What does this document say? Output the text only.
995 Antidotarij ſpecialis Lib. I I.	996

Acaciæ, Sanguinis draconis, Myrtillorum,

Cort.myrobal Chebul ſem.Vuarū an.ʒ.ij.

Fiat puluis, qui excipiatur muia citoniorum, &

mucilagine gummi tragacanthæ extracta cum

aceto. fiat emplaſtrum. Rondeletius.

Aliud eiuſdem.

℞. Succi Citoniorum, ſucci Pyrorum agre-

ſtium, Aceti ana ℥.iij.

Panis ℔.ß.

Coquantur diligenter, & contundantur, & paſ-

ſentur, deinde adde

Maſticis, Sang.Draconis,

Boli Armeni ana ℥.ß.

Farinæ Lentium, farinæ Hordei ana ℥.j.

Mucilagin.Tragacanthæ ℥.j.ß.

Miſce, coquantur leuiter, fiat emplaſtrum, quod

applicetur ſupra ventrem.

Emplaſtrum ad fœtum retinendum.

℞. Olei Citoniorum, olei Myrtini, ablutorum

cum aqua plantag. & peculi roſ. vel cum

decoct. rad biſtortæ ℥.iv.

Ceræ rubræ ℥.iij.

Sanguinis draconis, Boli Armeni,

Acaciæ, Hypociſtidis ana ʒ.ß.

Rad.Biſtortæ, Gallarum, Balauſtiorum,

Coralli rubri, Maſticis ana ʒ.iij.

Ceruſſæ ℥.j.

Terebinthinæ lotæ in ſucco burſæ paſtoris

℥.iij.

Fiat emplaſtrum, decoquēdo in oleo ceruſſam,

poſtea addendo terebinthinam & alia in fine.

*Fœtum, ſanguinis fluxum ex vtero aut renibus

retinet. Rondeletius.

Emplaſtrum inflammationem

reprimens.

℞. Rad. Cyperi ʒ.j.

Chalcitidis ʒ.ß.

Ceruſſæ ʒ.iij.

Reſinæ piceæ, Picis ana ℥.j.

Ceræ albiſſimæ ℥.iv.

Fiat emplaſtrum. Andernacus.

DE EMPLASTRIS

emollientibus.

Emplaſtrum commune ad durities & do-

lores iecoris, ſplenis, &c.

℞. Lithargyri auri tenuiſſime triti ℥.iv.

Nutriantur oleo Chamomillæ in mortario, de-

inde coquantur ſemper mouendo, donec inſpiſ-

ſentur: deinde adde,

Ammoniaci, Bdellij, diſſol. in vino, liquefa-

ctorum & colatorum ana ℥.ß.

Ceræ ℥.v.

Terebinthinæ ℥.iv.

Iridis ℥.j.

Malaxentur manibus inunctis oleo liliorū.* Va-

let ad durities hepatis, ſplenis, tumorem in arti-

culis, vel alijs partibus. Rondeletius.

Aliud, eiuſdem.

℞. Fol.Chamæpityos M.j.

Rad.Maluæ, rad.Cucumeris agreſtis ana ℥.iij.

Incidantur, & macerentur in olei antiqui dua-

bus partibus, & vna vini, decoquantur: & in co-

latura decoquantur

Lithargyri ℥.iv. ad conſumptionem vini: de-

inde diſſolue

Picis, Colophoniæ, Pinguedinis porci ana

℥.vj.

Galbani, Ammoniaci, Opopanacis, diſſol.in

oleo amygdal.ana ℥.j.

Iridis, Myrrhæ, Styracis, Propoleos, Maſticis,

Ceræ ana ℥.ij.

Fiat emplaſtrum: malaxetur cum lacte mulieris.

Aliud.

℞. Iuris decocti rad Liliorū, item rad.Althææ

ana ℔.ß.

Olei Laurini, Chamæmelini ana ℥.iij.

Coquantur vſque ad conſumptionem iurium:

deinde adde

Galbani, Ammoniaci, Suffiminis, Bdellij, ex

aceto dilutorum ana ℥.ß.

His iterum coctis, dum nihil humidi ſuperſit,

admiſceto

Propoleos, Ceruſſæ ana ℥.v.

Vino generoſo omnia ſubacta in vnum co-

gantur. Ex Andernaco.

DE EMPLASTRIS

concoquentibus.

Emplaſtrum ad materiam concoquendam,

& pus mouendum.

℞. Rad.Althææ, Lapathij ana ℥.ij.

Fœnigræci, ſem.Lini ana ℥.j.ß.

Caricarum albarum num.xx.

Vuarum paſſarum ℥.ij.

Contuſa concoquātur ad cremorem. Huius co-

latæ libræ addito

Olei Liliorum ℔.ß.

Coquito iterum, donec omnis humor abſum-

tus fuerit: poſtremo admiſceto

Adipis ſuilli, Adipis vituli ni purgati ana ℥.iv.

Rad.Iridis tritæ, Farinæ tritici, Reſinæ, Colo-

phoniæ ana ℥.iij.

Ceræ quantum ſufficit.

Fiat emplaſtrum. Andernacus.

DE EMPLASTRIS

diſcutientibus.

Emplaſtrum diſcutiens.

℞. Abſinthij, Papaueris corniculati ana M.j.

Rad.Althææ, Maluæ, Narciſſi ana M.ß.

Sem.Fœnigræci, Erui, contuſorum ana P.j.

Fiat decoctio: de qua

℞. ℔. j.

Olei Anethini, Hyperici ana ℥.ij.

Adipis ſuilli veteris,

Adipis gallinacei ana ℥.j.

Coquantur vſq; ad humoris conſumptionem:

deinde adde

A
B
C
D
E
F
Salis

==*==

PROMPT:
Once more, write all of the records exactly as given.

TASK ANSWER:
What does this document say? Output the text only.
995 Antidotarij ſpecialis Lib. I I.	996

Acaciæ, Sanguinis draconis, Myrtillorum,

Cort.myrobal Chebul ſem.Vuarū an.ʒ.ij.

Fiat puluis, qui excipiatur muia citoniorum, &

mucilagine gummi tragacanthæ extracta cum

aceto. fiat emplaſtrum. Rondeletius.

Aliud eiuſdem.

℞. Succi Citoniorum, ſucci Pyrorum agre-

ſtium, Aceti ana ℥.iij.

Panis ℔.ß.

Coquantur diligenter, & contundantur, & paſ-

ſentur, deinde adde

Maſticis, Sang.Draconis,

Boli Armeni ana ℥.ß.

Farinæ Lentium, farinæ Hordei ana ℥.j.

Mucilagin.Tragacanthæ ℥.j.ß.

Miſce, coquantur leuiter, fiat emplaſtrum, quod

applicetur ſupra ventrem.

Emplaſtrum ad fœtum retinendum.

℞. Olei Citoniorum, olei Myrtini, ablutorum

cum aqua plantag. & peculi roſ. vel cum

decoct. rad biſtortæ ℥.iv.

Ceræ rubræ ℥.iij.

Sanguinis draconis, Boli Armeni,

Acaciæ, Hypociſtidis ana ʒ.ß.

Rad.Biſtortæ, Gallarum, Balauſtiorum,

Coralli rubri, Maſticis ana ʒ.iij.

Ceruſſæ ℥.j.

Terebinthinæ lotæ in ſucco burſæ paſtoris

℥.iij.

Fiat emplaſtrum, decoquēdo in oleo ceruſſam,

poſtea addendo terebinthinam & alia in fine.

*Fœtum, ſanguinis fluxum ex vtero aut renibus

retinet. Rondeletius.

Emplaſtrum inflammationem

reprimens.

℞. Rad. Cyperi ʒ.j.

Chalcitidis ʒ.ß.

Ceruſſæ ʒ.iij.

Reſinæ piceæ, Picis ana ℥.j.

Ceræ albiſſimæ ℥.iv.

Fiat emplaſtrum. Andernacus.

DE EMPLASTRIS

emollientibus.

Emplaſtrum commune ad durities & do-

lores iecoris, ſplenis, &c.

℞. Lithargyri auri tenuiſſime triti ℥.iv.

Nutriantur oleo Chamomillæ in mortario, de-

inde coquantur ſemper mouendo, donec inſpiſ-

ſentur: deinde adde,

Ammoniaci, Bdellij, diſſol. in vino, liquefa-

ctorum & colatorum ana ℥.ß.

Ceræ ℥.v.

Terebinthinæ ℥.iv.

Iridis ℥.j.

Malaxentur manibus inunctis oleo liliorū.* Va-

let ad durities hepatis, ſplenis, tumorem in arti-

culis, vel alijs partibus. Rondeletius.

Aliud, eiuſdem.

℞. Fol.Chamæpityos M.j.

Rad.Maluæ, rad.Cucumeris agreſtis ana ℥.iij.

Incidantur, & macerentur in olei antiqui dua-

bus partibus, & vna vini, decoquantur: & in co-

latura decoquantur

Lithargyri ℥.iv. ad conſumptionem vini: de-

inde diſſolue

Picis, Colophoniæ, Pinguedinis porci ana

℥.vj.

Galbani, Ammoniaci, Opopanacis, diſſol.in

oleo amygdal.ana ℥.j.

Iridis, Myrrhæ, Styracis, Propoleos, Maſticis,

Ceræ ana ℥.ij.

Fiat emplaſtrum: malaxetur cum lacte mulieris.

Aliud.

℞. Iuris decocti rad Liliorū, item rad.Althææ

ana ℔.ß.

Olei Laurini, Chamæmelini ana ℥.iij.

Coquantur vſque ad conſumptionem iurium:

deinde adde

Galbani, Ammoniaci, Suffiminis, Bdellij, ex

aceto dilutorum ana ℥.ß.

His iterum coctis, dum nihil humidi ſuperſit,

admiſceto

Propoleos, Ceruſſæ ana ℥.v.

Vino generoſo omnia ſubacta in vnum co-

gantur. Ex Andernaco.

DE EMPLASTRIS

concoquentibus.

Emplaſtrum ad materiam concoquendam,

& pus mouendum.

℞. Rad.Althææ, Lapathij ana ℥.ij.

Fœnigræci, ſem.Lini ana ℥.j.ß.

Caricarum albarum num.xx.

Vuarum paſſarum ℥.ij.

Contuſa concoquātur ad cremorem. Huius co-

latæ libræ addito

Olei Liliorum ℔.ß.

Coquito iterum, donec omnis humor abſum-

tus fuerit: poſtremo admiſceto

Adipis ſuilli, Adipis vituli ni purgati ana ℥.iv.

Rad.Iridis tritæ, Farinæ tritici, Reſinæ, Colo-

phoniæ ana ℥.iij.

Ceræ quantum ſufficit.

Fiat emplaſtrum. Andernacus.

DE EMPLASTRIS

diſcutientibus.

Emplaſtrum diſcutiens.

℞. Abſinthij, Papaueris corniculati ana M.j.

Rad.Althææ, Maluæ, Narciſſi ana M.ß.

Sem.Fœnigræci, Erui, contuſorum ana P.j.

Fiat decoctio: de qua

℞. ℔. j.

Olei Anethini, Hyperici ana ℥.ij.

Adipis ſuilli veteris,

Adipis gallinacei ana ℥.j.

Coquantur vſq; ad humoris conſumptionem:

deinde adde

A
B
C
D
E
F
Salis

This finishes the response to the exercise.